The Evolution of Eastwood: PAINT YOUR WAGON


Take this in: Clint Eastwood. Lee Marvin. Western… Musical.

If that general concept strikes you as somewhat odd, you’re in the precise mindset to encounter 1969’s Paint Your Wagon. Directed by Joshua Logan based on the Broadway play by Alan Jay Lerner, Paint Your Wagon is an odd and apparently misguided venture from conception all the way to execution.

Adapted by the legendary screenwriter Paddy Chayefsky, the production became troubled even from earliest developments. The location was remote, forcing the cast and crew to be helicoptered in every day. The original playwright micro-managed Logan’s direction, forcing frustrations and production delays. Lee Marvin, while regarded by everyone as a consummate southern gentleman, was also unfortunately drunk for nearly every scene of the film. Locals were used as extras who eventually became a coercive union, forcing the budget to bloat even further with unreasonable demands that had to be met rather than further delay production.

These complications don’t automatically shine through in the finished film, but something beneath the surface certainly feels strained. The result is a film that’s overlong, unfocused, and largely thematically confused. There are a couple of memorable songs, but even they feel somewhat forced amidst an ambling and disjointed narrative.

The story, in brief, centers around Ben Rumson (Marvin) who, after finding the wreckage of a wagon that left one man dead and the man’s brother (Eastwood) severely wounded, discovers gold dust and stakes a claim there. Eventually a town builds up around that claim, and into that town drifts a Mormon man with two wives (one of whom he rather casually sells off to the highest bidder – which, of course, winds up being Rumson). As the town continues to boom, a love triangle forms between Rumson, his “Pardner” (Eastwood), and the bride (Jean Seberg) which is set against the backdrop of the wild and fickle gold rush in California. Eventually the triangle (and the town) collapses, leaving our characters to decide for themselves how to tackle whatever comes next.

Eastwood again takes a supporting role here, following his strong presence in Where Eagles Dare. His acting is a bit less steady, and it is disarming on a fundamental level to hear him sing (he and Marvin both perform all of their own songs), but his character in this is far too aimless and reactionary to really anchor any of his performance choices. Where he had previously seemed to bring the full power of his expertise to the strong, silent type role of Lieutenant Schaffer, he now seems to feel out of sorts and confused, wondering both on and off screen (apparently) just where the hell everything is going.

----------

Task list:
1. List each problem the Paint Your Wagon review says troubled the film's production.
2. Pick up the Paint Your Wagon review after its last sentence and keep writing it.

Information provided:
----------

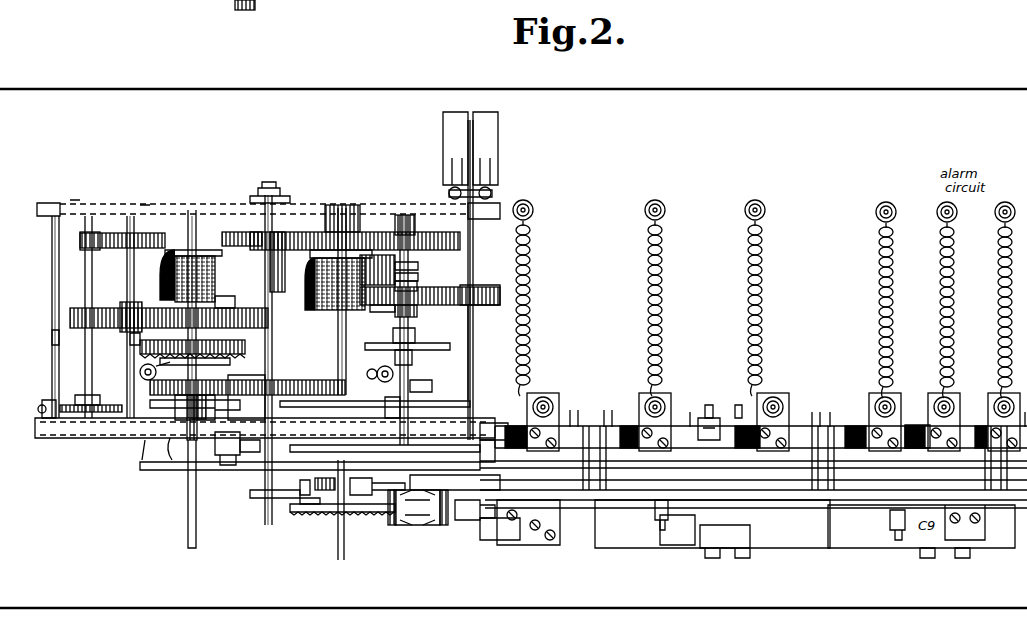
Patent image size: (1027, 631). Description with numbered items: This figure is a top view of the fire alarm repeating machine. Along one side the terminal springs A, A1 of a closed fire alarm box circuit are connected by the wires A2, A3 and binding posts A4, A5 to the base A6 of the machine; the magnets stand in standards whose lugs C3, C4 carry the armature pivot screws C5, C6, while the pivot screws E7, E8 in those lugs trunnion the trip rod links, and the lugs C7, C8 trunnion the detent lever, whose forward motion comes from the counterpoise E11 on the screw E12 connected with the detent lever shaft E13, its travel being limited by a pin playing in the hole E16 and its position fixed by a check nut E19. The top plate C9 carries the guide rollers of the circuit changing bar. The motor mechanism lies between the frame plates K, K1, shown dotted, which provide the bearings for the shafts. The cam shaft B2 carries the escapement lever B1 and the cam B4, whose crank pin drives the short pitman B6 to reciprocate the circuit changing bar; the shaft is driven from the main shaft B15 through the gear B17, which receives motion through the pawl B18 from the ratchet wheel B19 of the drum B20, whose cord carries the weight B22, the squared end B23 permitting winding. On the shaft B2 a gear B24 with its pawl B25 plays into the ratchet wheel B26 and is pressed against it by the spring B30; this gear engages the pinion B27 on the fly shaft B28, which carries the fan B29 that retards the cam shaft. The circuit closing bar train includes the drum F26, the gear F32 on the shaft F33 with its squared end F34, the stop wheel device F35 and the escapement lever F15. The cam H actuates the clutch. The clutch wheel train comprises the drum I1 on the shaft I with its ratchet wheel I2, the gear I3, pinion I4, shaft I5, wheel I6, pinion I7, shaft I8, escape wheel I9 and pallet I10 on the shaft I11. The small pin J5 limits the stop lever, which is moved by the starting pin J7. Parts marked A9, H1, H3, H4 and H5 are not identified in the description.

The terminal spring A is at (565, 420).
The terminal spring A1 is at (608, 425).
The wire A2 is at (530, 333).
The wire A3 is at (648, 326).
The binding post A4 is at (534, 210).
The binding post A5 is at (644, 210).
The base A6 is at (425, 349).
The electromagnet block A9 is at (927, 439).
The escapement lever B1 is at (385, 444).
The shaft B2 is at (418, 378).
The cam B4 is at (377, 486).
The short pitman B6 is at (450, 468).
The main shaft B15 is at (290, 328).
The gear B17 is at (378, 226).
The pawl B18 is at (415, 230).
The ratchet wheel B19 is at (320, 232).
The drum B20 is at (377, 270).
The weight B22 is at (486, 285).
The squared end of shaft B23 is at (336, 562).
The gear B24 is at (421, 280).
The pawl B25 is at (382, 313).
The ratchet wheel B26 is at (417, 313).
The pinion B27 is at (434, 292).
The shaft B28 is at (474, 320).
The fan mechanism B29 is at (475, 150).
The spring B30 is at (418, 268).
The lug C3 is at (720, 548).
The lug C4 is at (712, 404).
The armature pivot screw C5 is at (695, 550).
The armature pivot screw C6 is at (700, 415).
The lug C7 is at (470, 520).
The lug C8 is at (494, 420).
The top plate C9 is at (528, 522).
The pivot screw E7 is at (748, 553).
The pivot screw E8 is at (742, 404).
The counterpoise E11 is at (415, 525).
The screw E12 is at (333, 515).
The detent lever shaft E13 is at (485, 540).
The hole E16 is at (385, 515).
The check nut E19 is at (449, 511).
The escapement lever F15 is at (315, 485).
The drum F26 is at (192, 358).
The gear F32 is at (310, 380).
The shaft F33 is at (327, 280).
The squared end of shaft F34 is at (290, 508).
The stop wheel device F35 is at (280, 212).
The cam H is at (445, 343).
The arm H1 is at (412, 355).
The rod H3 is at (378, 410).
The roller H4 is at (150, 382).
The roller H5 is at (380, 382).
The shaft I is at (185, 528).
The drum I1 is at (217, 258).
The ratchet wheel I2 is at (238, 288).
The gear I3 is at (140, 310).
The pinion I4 is at (122, 306).
The shaft I5 is at (128, 340).
The wheel I6 is at (142, 250).
The pinion I7 is at (80, 242).
The shaft I8 is at (92, 405).
The escape wheel I9 is at (78, 395).
The pallet I10 is at (42, 404).
The shaft I11 is at (62, 335).
The small pin J5 is at (145, 456).
The starting pin J7 is at (168, 455).
The front frame plate K is at (108, 436).
The frame plate K1 is at (105, 212).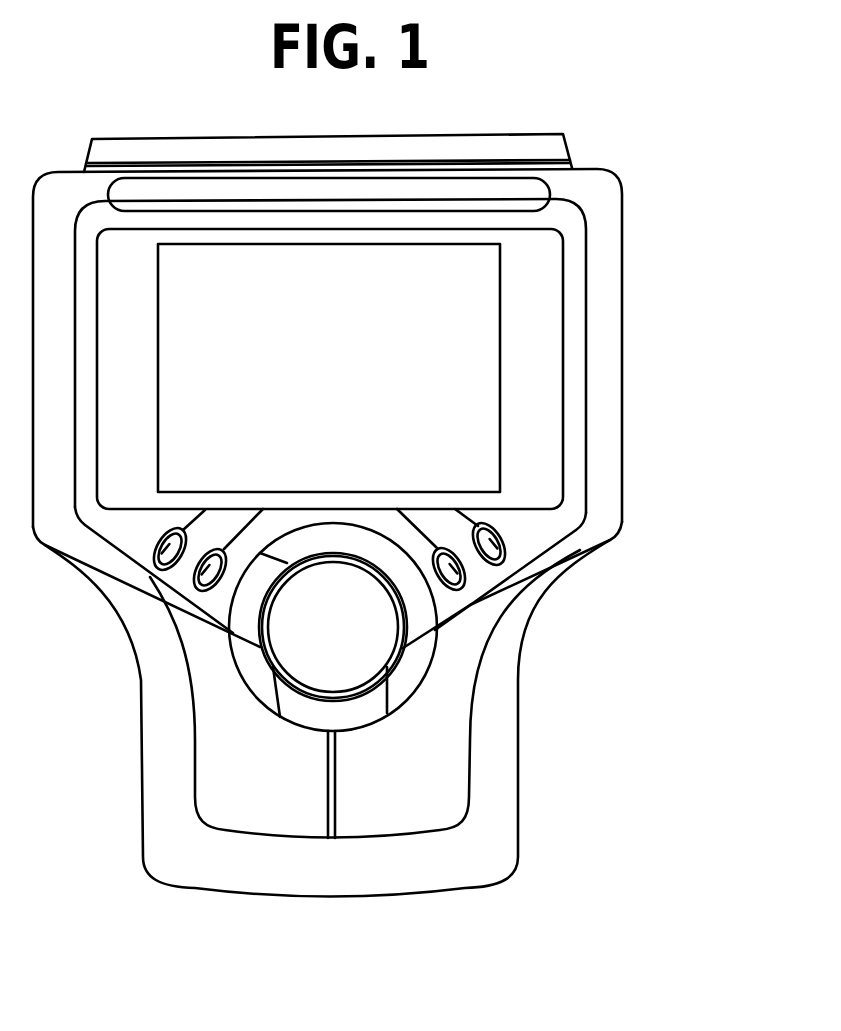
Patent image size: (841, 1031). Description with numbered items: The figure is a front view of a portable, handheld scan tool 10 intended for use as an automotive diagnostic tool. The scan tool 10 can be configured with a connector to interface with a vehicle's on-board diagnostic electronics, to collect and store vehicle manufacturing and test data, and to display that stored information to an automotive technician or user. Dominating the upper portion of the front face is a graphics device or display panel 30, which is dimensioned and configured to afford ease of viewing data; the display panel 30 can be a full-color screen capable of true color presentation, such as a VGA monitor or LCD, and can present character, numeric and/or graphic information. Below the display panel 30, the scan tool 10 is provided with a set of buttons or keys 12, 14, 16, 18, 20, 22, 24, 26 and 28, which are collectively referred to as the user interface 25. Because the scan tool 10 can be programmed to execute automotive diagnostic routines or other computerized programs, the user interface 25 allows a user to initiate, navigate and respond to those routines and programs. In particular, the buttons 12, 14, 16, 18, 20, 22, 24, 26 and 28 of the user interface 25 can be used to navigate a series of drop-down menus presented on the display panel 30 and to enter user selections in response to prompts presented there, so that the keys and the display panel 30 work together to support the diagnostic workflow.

The handheld scan tool 10 is at (607, 145).
The button 12 is at (158, 569).
The button 14 is at (199, 590).
The button 16 is at (363, 547).
The button 18 is at (502, 563).
The button 20 is at (340, 643).
The button 22 is at (245, 623).
The button 24 is at (425, 617).
The button 26 is at (405, 625).
The button 28 is at (317, 712).
The user interface 25 is at (665, 570).
The display panel 30 is at (458, 372).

----------

Final results:
1.
- The location was remote, so the cast and crew had to be helicoptered in every day.
- The original playwright micro-managed Logan's direction, which caused frustrations and production delays.
- Lee Marvin was drunk for nearly every scene of the film.
- Locals hired as extras became a coercive union whose unreasonable demands bloated the budget further.

2.
Fans of large-scale movie musicals may find a handful of diamonds in the rough to cherish, but not being in that company myself, I found little to admire and even less to enjoy. The narrative is tedious, the comedy is too ham-fisted, the drama is too self-important. And the theme of the piece seems to confuse whether it wants us to be on board with our protagonists’ philosophies or not (it spends 2 hours bringing us on board with their frontier ways of thinking and living only to monumentally dismantle all of them in the last 30 minutes and ultimately justify the stark-raving preacher who condemned it all).

If I haven’t made it clear enough, I did not enjoy Paint Your Wagon. However, it is a vital entry in Eastwood’s catalogue for one gigantic reason: this is the film that made Eastwood want to become a director.

He would later reference Paint Your Wagon specifically as an impetus for him to move more firmly behind the camera. He said that being a part of this production taught him “how not to make a movie.” And it would only be a couple short years later before he would indeed step behind the camera for the first time, beginning a lifelong legacy that expanded beyond performance into the realm of Hollywood storyteller. If only for the push in that impressive direction, perhaps Paint Your Wagon should be thanked after all.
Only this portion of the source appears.